**Raw data**
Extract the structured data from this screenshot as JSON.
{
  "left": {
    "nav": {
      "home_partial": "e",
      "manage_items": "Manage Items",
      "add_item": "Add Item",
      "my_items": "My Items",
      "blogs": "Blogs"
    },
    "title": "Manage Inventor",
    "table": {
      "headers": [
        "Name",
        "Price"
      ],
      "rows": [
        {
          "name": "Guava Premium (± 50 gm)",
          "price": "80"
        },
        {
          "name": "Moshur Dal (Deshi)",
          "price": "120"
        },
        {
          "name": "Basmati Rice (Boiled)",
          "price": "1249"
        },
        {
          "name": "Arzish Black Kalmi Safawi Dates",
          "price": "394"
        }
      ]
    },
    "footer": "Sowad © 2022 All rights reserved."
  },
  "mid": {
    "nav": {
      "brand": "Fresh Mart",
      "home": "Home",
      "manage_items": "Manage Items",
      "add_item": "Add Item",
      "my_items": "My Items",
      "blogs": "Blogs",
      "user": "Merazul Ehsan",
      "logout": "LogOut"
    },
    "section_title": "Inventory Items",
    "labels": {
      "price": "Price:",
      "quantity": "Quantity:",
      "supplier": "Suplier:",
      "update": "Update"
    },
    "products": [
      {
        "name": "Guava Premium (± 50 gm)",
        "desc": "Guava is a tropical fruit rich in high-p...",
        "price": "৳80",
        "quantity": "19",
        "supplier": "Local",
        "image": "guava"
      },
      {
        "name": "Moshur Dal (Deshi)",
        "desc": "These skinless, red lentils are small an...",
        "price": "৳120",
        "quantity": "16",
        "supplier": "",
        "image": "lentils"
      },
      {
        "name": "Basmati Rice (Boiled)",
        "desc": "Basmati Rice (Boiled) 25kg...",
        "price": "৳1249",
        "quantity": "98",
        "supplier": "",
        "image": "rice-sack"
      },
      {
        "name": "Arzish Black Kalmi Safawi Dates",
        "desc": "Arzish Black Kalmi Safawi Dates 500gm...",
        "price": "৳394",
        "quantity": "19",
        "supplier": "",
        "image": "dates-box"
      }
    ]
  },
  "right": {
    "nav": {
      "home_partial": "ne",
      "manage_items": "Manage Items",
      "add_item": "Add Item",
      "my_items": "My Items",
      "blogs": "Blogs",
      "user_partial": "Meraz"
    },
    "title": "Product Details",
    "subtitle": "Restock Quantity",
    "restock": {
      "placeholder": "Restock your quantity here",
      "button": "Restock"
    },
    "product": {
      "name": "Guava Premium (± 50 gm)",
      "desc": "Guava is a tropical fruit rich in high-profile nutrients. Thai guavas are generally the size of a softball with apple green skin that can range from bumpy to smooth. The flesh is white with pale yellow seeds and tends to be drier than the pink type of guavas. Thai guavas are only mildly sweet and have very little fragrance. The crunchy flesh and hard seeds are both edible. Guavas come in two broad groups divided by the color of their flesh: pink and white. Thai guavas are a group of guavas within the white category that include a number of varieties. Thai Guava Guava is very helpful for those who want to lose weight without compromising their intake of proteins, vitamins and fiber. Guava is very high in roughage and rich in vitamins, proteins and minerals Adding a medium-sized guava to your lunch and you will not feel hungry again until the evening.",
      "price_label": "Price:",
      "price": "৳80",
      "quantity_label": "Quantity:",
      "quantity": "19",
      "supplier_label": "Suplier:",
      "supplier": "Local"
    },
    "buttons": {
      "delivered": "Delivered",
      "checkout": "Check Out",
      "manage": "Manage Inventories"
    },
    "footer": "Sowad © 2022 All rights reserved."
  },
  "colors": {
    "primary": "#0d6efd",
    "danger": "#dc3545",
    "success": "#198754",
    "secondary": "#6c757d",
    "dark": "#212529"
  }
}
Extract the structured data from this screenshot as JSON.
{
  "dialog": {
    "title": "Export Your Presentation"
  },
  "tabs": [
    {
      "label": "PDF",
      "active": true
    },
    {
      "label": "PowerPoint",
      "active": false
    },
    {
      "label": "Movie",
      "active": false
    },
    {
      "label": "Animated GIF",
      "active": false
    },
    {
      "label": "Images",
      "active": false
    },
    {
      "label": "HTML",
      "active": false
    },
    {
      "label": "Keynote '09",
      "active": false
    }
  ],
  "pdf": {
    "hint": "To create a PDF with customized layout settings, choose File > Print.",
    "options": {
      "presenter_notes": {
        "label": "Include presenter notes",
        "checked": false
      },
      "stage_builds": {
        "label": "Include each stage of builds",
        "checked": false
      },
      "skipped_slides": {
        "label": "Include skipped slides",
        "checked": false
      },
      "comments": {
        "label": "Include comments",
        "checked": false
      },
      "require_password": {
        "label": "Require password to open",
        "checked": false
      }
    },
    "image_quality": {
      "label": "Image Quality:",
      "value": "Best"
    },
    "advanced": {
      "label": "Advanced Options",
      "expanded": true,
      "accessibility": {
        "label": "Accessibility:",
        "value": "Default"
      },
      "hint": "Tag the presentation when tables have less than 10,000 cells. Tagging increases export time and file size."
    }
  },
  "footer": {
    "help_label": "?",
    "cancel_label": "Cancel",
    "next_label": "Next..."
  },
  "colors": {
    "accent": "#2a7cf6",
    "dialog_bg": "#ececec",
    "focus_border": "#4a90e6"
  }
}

**Task directions**
Every entry above needs to be duplicated exactly.

**Exercise solution**
Extract the structured data from this screenshot as JSON.
{
  "left": {
    "nav": {
      "home_partial": "e",
      "manage_items": "Manage Items",
      "add_item": "Add Item",
      "my_items": "My Items",
      "blogs": "Blogs"
    },
    "title": "Manage Inventor",
    "table": {
      "headers": [
        "Name",
        "Price"
      ],
      "rows": [
        {
          "name": "Guava Premium (± 50 gm)",
          "price": "80"
        },
        {
          "name": "Moshur Dal (Deshi)",
          "price": "120"
        },
        {
          "name": "Basmati Rice (Boiled)",
          "price": "1249"
        },
        {
          "name": "Arzish Black Kalmi Safawi Dates",
          "price": "394"
        }
      ]
    },
    "footer": "Sowad © 2022 All rights reserved."
  },
  "mid": {
    "nav": {
      "brand": "Fresh Mart",
      "home": "Home",
      "manage_items": "Manage Items",
      "add_item": "Add Item",
      "my_items": "My Items",
      "blogs": "Blogs",
      "user": "Merazul Ehsan",
      "logout": "LogOut"
    },
    "section_title": "Inventory Items",
    "labels": {
      "price": "Price:",
      "quantity": "Quantity:",
      "supplier": "Suplier:",
      "update": "Update"
    },
    "products": [
      {
        "name": "Guava Premium (± 50 gm)",
        "desc": "Guava is a tropical fruit rich in high-p...",
        "price": "৳80",
        "quantity": "19",
        "supplier": "Local",
        "image": "guava"
      },
      {
        "name": "Moshur Dal (Deshi)",
        "desc": "These skinless, red lentils are small an...",
        "price": "৳120",
        "quantity": "16",
        "supplier": "",
        "image": "lentils"
      },
      {
        "name": "Basmati Rice (Boiled)",
        "desc": "Basmati Rice (Boiled) 25kg...",
        "price": "৳1249",
        "quantity": "98",
        "supplier": "",
        "image": "rice-sack"
      },
      {
        "name": "Arzish Black Kalmi Safawi Dates",
        "desc": "Arzish Black Kalmi Safawi Dates 500gm...",
        "price": "৳394",
        "quantity": "19",
        "supplier": "",
        "image": "dates-box"
      }
    ]
  },
  "right": {
    "nav": {
      "home_partial": "ne",
      "manage_items": "Manage Items",
      "add_item": "Add Item",
      "my_items": "My Items",
      "blogs": "Blogs",
      "user_partial": "Meraz"
    },
    "title": "Product Details",
    "subtitle": "Restock Quantity",
    "restock": {
      "placeholder": "Restock your quantity here",
      "button": "Restock"
    },
    "product": {
      "name": "Guava Premium (± 50 gm)",
      "desc": "Guava is a tropical fruit rich in high-profile nutrients. Thai guavas are generally the size of a softball with apple green skin that can range from bumpy to smooth. The flesh is white with pale yellow seeds and tends to be drier than the pink type of guavas. Thai guavas are only mildly sweet and have very little fragrance. The crunchy flesh and hard seeds are both edible. Guavas come in two broad groups divided by the color of their flesh: pink and white. Thai guavas are a group of guavas within the white category that include a number of varieties. Thai Guava Guava is very helpful for those who want to lose weight without compromising their intake of proteins, vitamins and fiber. Guava is very high in roughage and rich in vitamins, proteins and minerals Adding a medium-sized guava to your lunch and you will not feel hungry again until the evening.",
      "price_label": "Price:",
      "price": "৳80",
      "quantity_label": "Quantity:",
      "quantity": "19",
      "supplier_label": "Suplier:",
      "supplier": "Local"
    },
    "buttons": {
      "delivered": "Delivered",
      "checkout": "Check Out",
      "manage": "Manage Inventories"
    },
    "footer": "Sowad © 2022 All rights reserved."
  },
  "colors": {
    "primary": "#0d6efd",
    "danger": "#dc3545",
    "success": "#198754",
    "secondary": "#6c757d",
    "dark": "#212529"
  }
}
Extract the structured data from this screenshot as JSON.
{
  "dialog": {
    "title": "Export Your Presentation"
  },
  "tabs": [
    {
      "label": "PDF",
      "active": true
    },
    {
      "label": "PowerPoint",
      "active": false
    },
    {
      "label": "Movie",
      "active": false
    },
    {
      "label": "Animated GIF",
      "active": false
    },
    {
      "label": "Images",
      "active": false
    },
    {
      "label": "HTML",
      "active": false
    },
    {
      "label": "Keynote '09",
      "active": false
    }
  ],
  "pdf": {
    "hint": "To create a PDF with customized layout settings, choose File > Print.",
    "options": {
      "presenter_notes": {
        "label": "Include presenter notes",
        "checked": false
      },
      "stage_builds": {
        "label": "Include each stage of builds",
        "checked": false
      },
      "skipped_slides": {
        "label": "Include skipped slides",
        "checked": false
      },
      "comments": {
        "label": "Include comments",
        "checked": false
      },
      "require_password": {
        "label": "Require password to open",
        "checked": false
      }
    },
    "image_quality": {
      "label": "Image Quality:",
      "value": "Best"
    },
    "advanced": {
      "label": "Advanced Options",
      "expanded": true,
      "accessibility": {
        "label": "Accessibility:",
        "value": "Default"
      },
      "hint": "Tag the presentation when tables have less than 10,000 cells. Tagging increases export time and file size."
    }
  },
  "footer": {
    "help_label": "?",
    "cancel_label": "Cancel",
    "next_label": "Next..."
  },
  "colors": {
    "accent": "#2a7cf6",
    "dialog_bg": "#ececec",
    "focus_border": "#4a90e6"
  }
}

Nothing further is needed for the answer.